■ EXERCISE INSTRUCTIONS: Search the records for "attention" and copy each line that holds it.

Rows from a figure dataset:

========

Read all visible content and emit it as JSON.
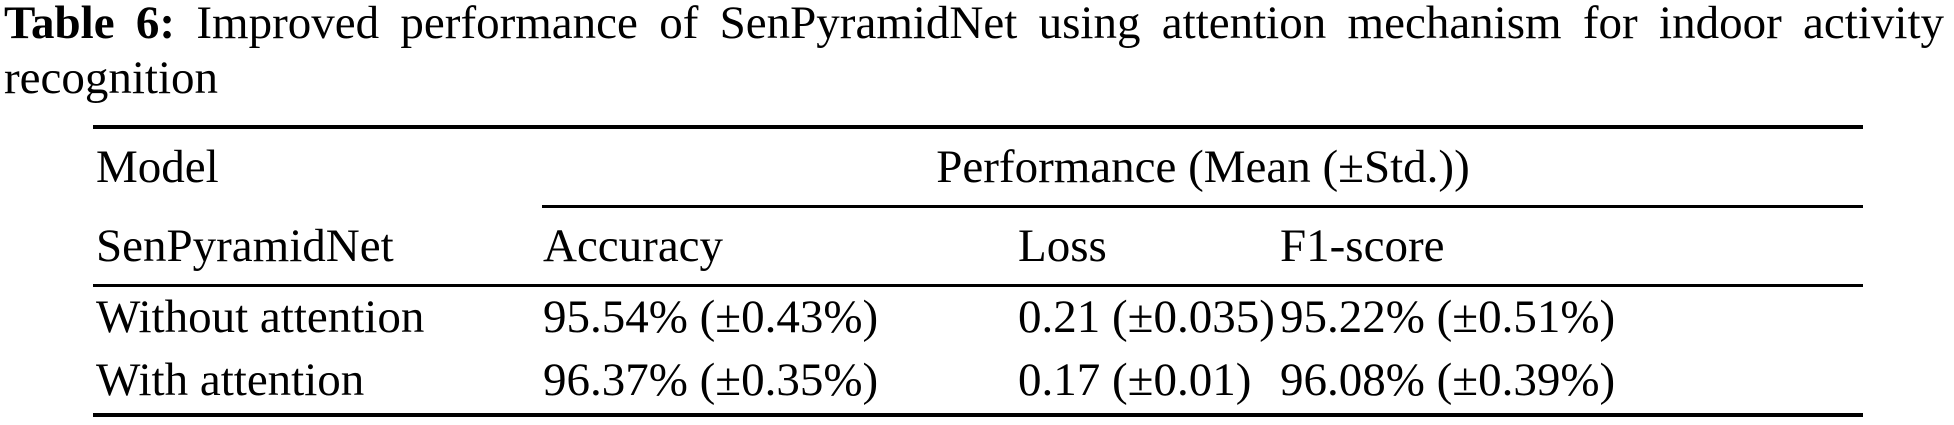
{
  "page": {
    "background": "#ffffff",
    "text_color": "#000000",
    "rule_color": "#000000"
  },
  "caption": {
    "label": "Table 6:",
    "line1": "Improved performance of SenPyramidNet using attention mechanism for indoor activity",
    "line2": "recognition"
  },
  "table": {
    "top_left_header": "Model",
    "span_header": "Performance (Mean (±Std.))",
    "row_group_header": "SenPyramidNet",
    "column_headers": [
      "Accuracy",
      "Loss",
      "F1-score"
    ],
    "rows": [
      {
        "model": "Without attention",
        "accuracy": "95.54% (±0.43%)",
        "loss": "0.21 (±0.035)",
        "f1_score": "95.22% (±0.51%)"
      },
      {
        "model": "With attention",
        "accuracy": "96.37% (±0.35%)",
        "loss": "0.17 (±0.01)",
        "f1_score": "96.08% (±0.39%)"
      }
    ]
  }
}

========

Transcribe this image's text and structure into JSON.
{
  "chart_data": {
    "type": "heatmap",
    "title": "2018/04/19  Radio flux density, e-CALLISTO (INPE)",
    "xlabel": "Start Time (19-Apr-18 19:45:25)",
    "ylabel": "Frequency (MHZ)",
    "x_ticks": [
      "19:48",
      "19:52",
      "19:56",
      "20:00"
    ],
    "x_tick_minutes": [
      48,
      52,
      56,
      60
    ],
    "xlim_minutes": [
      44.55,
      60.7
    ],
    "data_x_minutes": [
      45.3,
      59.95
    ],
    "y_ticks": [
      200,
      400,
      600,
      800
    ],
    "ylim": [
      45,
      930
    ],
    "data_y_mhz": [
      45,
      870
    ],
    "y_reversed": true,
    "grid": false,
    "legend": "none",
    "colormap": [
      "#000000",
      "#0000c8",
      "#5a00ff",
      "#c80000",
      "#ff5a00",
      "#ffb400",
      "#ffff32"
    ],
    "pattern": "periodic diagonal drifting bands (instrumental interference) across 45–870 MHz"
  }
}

========

■ FULL ANSWER:
    "line1": "Improved performance of SenPyramidNet using attention mechanism for indoor activity",
        "model": "Without attention",
        "model": "With attention",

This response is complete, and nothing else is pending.